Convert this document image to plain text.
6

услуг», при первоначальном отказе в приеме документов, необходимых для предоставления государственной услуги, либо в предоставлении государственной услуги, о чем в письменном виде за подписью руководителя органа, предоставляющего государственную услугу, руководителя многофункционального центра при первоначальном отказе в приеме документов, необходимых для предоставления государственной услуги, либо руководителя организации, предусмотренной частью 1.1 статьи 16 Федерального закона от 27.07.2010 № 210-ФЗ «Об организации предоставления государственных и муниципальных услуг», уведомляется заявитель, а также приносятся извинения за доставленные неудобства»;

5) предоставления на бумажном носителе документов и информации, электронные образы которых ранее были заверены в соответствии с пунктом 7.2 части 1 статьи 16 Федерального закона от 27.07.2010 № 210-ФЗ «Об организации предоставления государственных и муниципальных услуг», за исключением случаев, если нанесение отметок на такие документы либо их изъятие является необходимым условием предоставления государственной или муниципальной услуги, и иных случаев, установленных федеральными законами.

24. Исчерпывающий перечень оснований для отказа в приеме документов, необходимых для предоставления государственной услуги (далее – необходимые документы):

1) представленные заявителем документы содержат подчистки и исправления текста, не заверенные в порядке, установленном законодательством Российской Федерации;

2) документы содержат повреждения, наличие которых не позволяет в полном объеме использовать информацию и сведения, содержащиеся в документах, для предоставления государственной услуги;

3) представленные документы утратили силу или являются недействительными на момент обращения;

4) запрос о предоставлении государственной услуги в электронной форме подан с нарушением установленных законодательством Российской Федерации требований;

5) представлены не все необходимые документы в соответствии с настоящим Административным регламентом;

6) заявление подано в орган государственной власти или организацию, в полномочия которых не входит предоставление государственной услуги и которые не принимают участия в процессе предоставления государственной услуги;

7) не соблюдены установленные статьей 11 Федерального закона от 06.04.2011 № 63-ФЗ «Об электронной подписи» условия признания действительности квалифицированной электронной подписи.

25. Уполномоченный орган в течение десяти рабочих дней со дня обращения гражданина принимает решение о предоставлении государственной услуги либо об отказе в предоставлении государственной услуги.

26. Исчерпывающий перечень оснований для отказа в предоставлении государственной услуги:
━━━━━━━━
Work required –
Each line of the listing above should be output exactly.

Exercise answer –
Convert this document image to plain text.
6

услуг», при первоначальном отказе в приеме документов, необходимых для предоставления государственной услуги, либо в предоставлении государственной услуги, о чем в письменном виде за подписью руководителя органа, предоставляющего государственную услугу, руководителя многофункционального центра при первоначальном отказе в приеме документов, необходимых для предоставления государственной услуги, либо руководителя организации, предусмотренной частью 1.1 статьи 16 Федерального закона от 27.07.2010 № 210-ФЗ «Об организации предоставления государственных и муниципальных услуг», уведомляется заявитель, а также приносятся извинения за доставленные неудобства»;

5) предоставления на бумажном носителе документов и информации, электронные образы которых ранее были заверены в соответствии с пунктом 7.2 части 1 статьи 16 Федерального закона от 27.07.2010 № 210-ФЗ «Об организации предоставления государственных и муниципальных услуг», за исключением случаев, если нанесение отметок на такие документы либо их изъятие является необходимым условием предоставления государственной или муниципальной услуги, и иных случаев, установленных федеральными законами.

24. Исчерпывающий перечень оснований для отказа в приеме документов, необходимых для предоставления государственной услуги (далее – необходимые документы):

1) представленные заявителем документы содержат подчистки и исправления текста, не заверенные в порядке, установленном законодательством Российской Федерации;

2) документы содержат повреждения, наличие которых не позволяет в полном объеме использовать информацию и сведения, содержащиеся в документах, для предоставления государственной услуги;

3) представленные документы утратили силу или являются недействительными на момент обращения;

4) запрос о предоставлении государственной услуги в электронной форме подан с нарушением установленных законодательством Российской Федерации требований;

5) представлены не все необходимые документы в соответствии с настоящим Административным регламентом;

6) заявление подано в орган государственной власти или организацию, в полномочия которых не входит предоставление государственной услуги и которые не принимают участия в процессе предоставления государственной услуги;

7) не соблюдены установленные статьей 11 Федерального закона от 06.04.2011 № 63-ФЗ «Об электронной подписи» условия признания действительности квалифицированной электронной подписи.

25. Уполномоченный орган в течение десяти рабочих дней со дня обращения гражданина принимает решение о предоставлении государственной услуги либо об отказе в предоставлении государственной услуги.

26. Исчерпывающий перечень оснований для отказа в предоставлении государственной услуги:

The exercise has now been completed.